#### [Problem details]
Quote each record exactly, please, leaving none out.
# Provided data start
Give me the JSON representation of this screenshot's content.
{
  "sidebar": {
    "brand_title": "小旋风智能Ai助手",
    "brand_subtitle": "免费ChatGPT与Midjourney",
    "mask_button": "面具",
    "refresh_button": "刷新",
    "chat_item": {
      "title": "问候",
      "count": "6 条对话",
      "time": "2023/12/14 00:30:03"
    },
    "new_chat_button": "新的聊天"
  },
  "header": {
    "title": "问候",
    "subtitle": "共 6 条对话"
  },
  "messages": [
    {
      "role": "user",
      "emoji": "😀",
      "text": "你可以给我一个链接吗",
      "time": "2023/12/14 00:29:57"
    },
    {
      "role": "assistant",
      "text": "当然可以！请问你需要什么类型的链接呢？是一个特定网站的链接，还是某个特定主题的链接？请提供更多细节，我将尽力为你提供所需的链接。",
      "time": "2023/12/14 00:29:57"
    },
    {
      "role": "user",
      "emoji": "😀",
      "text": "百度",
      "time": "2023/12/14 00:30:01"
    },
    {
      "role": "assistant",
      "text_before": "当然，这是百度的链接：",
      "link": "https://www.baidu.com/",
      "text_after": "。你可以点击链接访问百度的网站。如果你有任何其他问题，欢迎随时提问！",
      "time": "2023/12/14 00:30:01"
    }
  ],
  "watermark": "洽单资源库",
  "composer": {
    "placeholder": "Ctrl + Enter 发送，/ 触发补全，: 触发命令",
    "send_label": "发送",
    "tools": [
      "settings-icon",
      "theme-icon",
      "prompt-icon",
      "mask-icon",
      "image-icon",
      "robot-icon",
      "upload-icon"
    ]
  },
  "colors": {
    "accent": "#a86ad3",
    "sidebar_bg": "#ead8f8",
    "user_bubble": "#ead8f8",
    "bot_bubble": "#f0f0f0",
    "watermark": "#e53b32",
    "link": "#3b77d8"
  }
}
# Provided data end
#### [Correct output]
Give me the JSON representation of this screenshot's content.
{
  "sidebar": {
    "brand_title": "小旋风智能Ai助手",
    "brand_subtitle": "免费ChatGPT与Midjourney",
    "mask_button": "面具",
    "refresh_button": "刷新",
    "chat_item": {
      "title": "问候",
      "count": "6 条对话",
      "time": "2023/12/14 00:30:03"
    },
    "new_chat_button": "新的聊天"
  },
  "header": {
    "title": "问候",
    "subtitle": "共 6 条对话"
  },
  "messages": [
    {
      "role": "user",
      "emoji": "😀",
      "text": "你可以给我一个链接吗",
      "time": "2023/12/14 00:29:57"
    },
    {
      "role": "assistant",
      "text": "当然可以！请问你需要什么类型的链接呢？是一个特定网站的链接，还是某个特定主题的链接？请提供更多细节，我将尽力为你提供所需的链接。",
      "time": "2023/12/14 00:29:57"
    },
    {
      "role": "user",
      "emoji": "😀",
      "text": "百度",
      "time": "2023/12/14 00:30:01"
    },
    {
      "role": "assistant",
      "text_before": "当然，这是百度的链接：",
      "link": "https://www.baidu.com/",
      "text_after": "。你可以点击链接访问百度的网站。如果你有任何其他问题，欢迎随时提问！",
      "time": "2023/12/14 00:30:01"
    }
  ],
  "watermark": "洽单资源库",
  "composer": {
    "placeholder": "Ctrl + Enter 发送，/ 触发补全，: 触发命令",
    "send_label": "发送",
    "tools": [
      "settings-icon",
      "theme-icon",
      "prompt-icon",
      "mask-icon",
      "image-icon",
      "robot-icon",
      "upload-icon"
    ]
  },
  "colors": {
    "accent": "#a86ad3",
    "sidebar_bg": "#ead8f8",
    "user_bubble": "#ead8f8",
    "bot_bubble": "#f0f0f0",
    "watermark": "#e53b32",
    "link": "#3b77d8"
  }
}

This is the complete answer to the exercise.